• [Aim of the exercise]: Please print all of the material below, word for word.

• [Source material]:
[START]

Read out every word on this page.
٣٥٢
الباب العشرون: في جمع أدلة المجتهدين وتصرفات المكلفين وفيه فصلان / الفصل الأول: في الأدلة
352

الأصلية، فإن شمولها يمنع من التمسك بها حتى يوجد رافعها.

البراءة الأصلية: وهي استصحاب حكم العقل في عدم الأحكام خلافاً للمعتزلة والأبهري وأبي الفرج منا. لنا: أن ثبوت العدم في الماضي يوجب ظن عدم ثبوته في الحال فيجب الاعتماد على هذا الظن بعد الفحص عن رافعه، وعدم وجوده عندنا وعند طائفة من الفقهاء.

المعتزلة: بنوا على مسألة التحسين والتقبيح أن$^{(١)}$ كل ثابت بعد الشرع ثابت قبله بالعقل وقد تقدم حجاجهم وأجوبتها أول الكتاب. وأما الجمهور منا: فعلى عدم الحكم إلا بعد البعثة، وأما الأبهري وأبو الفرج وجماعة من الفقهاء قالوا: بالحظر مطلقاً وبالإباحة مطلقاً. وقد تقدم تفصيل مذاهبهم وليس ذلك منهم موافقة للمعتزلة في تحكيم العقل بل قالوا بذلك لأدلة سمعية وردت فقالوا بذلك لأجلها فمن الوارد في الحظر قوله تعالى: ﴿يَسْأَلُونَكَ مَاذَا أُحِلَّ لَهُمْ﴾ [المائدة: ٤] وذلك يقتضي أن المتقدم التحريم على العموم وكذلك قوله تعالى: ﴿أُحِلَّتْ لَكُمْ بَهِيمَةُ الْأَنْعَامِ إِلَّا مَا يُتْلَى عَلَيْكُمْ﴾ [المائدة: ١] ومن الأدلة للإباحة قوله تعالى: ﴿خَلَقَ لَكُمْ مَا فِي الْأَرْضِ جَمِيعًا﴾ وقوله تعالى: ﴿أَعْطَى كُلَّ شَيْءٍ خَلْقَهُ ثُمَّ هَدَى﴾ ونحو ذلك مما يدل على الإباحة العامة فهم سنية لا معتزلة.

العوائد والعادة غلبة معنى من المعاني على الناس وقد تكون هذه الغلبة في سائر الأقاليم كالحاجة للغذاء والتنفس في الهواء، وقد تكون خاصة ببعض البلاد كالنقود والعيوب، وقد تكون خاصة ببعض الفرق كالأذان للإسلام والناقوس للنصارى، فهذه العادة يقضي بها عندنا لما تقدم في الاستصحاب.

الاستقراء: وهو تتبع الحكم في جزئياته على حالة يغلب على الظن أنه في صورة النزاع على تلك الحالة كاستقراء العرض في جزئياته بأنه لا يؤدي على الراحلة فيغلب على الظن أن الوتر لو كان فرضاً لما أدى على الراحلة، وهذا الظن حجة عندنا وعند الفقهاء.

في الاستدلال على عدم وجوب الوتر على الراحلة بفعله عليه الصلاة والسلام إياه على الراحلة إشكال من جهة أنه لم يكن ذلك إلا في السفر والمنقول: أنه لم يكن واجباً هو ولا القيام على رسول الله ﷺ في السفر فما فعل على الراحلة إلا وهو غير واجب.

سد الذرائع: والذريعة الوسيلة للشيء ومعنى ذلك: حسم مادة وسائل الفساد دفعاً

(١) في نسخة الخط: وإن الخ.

[END]

• [Expected answer]:
Read out every word on this page.
٣٥٢
الباب العشرون: في جمع أدلة المجتهدين وتصرفات المكلفين وفيه فصلان / الفصل الأول: في الأدلة
352

الأصلية، فإن شمولها يمنع من التمسك بها حتى يوجد رافعها.

البراءة الأصلية: وهي استصحاب حكم العقل في عدم الأحكام خلافاً للمعتزلة والأبهري وأبي الفرج منا. لنا: أن ثبوت العدم في الماضي يوجب ظن عدم ثبوته في الحال فيجب الاعتماد على هذا الظن بعد الفحص عن رافعه، وعدم وجوده عندنا وعند طائفة من الفقهاء.

المعتزلة: بنوا على مسألة التحسين والتقبيح أن$^{(١)}$ كل ثابت بعد الشرع ثابت قبله بالعقل وقد تقدم حجاجهم وأجوبتها أول الكتاب. وأما الجمهور منا: فعلى عدم الحكم إلا بعد البعثة، وأما الأبهري وأبو الفرج وجماعة من الفقهاء قالوا: بالحظر مطلقاً وبالإباحة مطلقاً. وقد تقدم تفصيل مذاهبهم وليس ذلك منهم موافقة للمعتزلة في تحكيم العقل بل قالوا بذلك لأدلة سمعية وردت فقالوا بذلك لأجلها فمن الوارد في الحظر قوله تعالى: ﴿يَسْأَلُونَكَ مَاذَا أُحِلَّ لَهُمْ﴾ [المائدة: ٤] وذلك يقتضي أن المتقدم التحريم على العموم وكذلك قوله تعالى: ﴿أُحِلَّتْ لَكُمْ بَهِيمَةُ الْأَنْعَامِ إِلَّا مَا يُتْلَى عَلَيْكُمْ﴾ [المائدة: ١] ومن الأدلة للإباحة قوله تعالى: ﴿خَلَقَ لَكُمْ مَا فِي الْأَرْضِ جَمِيعًا﴾ وقوله تعالى: ﴿أَعْطَى كُلَّ شَيْءٍ خَلْقَهُ ثُمَّ هَدَى﴾ ونحو ذلك مما يدل على الإباحة العامة فهم سنية لا معتزلة.

العوائد والعادة غلبة معنى من المعاني على الناس وقد تكون هذه الغلبة في سائر الأقاليم كالحاجة للغذاء والتنفس في الهواء، وقد تكون خاصة ببعض البلاد كالنقود والعيوب، وقد تكون خاصة ببعض الفرق كالأذان للإسلام والناقوس للنصارى، فهذه العادة يقضي بها عندنا لما تقدم في الاستصحاب.

الاستقراء: وهو تتبع الحكم في جزئياته على حالة يغلب على الظن أنه في صورة النزاع على تلك الحالة كاستقراء العرض في جزئياته بأنه لا يؤدي على الراحلة فيغلب على الظن أن الوتر لو كان فرضاً لما أدى على الراحلة، وهذا الظن حجة عندنا وعند الفقهاء.

في الاستدلال على عدم وجوب الوتر على الراحلة بفعله عليه الصلاة والسلام إياه على الراحلة إشكال من جهة أنه لم يكن ذلك إلا في السفر والمنقول: أنه لم يكن واجباً هو ولا القيام على رسول الله ﷺ في السفر فما فعل على الراحلة إلا وهو غير واجب.

سد الذرائع: والذريعة الوسيلة للشيء ومعنى ذلك: حسم مادة وسائل الفساد دفعاً

(١) في نسخة الخط: وإن الخ.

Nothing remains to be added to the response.